(Collection entries)
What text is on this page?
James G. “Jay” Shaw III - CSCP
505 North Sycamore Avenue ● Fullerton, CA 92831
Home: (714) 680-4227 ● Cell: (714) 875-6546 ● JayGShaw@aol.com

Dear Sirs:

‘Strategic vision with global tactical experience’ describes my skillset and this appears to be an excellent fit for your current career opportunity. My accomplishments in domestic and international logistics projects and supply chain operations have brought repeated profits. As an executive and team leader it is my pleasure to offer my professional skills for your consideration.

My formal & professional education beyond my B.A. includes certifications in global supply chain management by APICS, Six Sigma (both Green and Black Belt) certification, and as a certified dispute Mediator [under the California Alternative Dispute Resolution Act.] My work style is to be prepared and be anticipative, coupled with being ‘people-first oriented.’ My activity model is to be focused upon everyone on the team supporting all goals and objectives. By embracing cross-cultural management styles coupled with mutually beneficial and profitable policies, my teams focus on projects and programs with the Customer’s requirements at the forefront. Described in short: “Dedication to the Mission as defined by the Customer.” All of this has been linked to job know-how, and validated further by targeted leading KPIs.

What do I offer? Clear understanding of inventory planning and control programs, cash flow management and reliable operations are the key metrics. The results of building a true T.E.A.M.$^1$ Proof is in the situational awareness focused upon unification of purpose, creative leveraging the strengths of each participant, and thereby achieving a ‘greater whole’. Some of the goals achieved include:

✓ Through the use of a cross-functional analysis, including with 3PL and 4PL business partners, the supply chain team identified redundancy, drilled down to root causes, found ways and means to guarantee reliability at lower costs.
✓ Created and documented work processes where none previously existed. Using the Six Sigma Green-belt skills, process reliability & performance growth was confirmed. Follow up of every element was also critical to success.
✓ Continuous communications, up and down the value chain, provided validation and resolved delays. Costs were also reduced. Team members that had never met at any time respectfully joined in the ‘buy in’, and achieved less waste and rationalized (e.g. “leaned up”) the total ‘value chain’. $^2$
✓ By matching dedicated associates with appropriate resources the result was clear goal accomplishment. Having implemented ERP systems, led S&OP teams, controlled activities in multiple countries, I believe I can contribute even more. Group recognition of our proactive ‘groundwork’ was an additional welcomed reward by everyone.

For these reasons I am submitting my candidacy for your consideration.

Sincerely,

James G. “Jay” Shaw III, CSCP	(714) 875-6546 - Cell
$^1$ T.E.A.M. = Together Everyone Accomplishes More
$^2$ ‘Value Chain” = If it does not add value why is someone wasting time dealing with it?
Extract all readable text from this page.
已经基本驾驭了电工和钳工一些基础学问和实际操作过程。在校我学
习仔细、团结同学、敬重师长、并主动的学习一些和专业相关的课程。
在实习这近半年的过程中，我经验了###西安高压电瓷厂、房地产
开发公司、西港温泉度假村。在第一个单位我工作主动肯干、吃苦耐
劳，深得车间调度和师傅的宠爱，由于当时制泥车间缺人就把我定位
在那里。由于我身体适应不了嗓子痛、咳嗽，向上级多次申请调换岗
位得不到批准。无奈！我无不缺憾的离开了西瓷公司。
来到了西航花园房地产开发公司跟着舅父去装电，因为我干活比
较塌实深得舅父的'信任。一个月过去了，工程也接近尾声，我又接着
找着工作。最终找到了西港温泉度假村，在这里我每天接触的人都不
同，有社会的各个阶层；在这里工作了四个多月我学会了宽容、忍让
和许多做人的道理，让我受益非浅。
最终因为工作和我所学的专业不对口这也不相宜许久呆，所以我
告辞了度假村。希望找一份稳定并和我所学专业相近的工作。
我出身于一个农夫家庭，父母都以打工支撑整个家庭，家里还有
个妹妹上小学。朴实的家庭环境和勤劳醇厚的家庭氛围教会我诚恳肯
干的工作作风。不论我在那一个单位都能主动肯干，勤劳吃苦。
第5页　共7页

» **TASK PROMPT**:
What is the number of lines in this material that hold the string "focused"? Answer with that number only.

» **TASK RESULT**:
2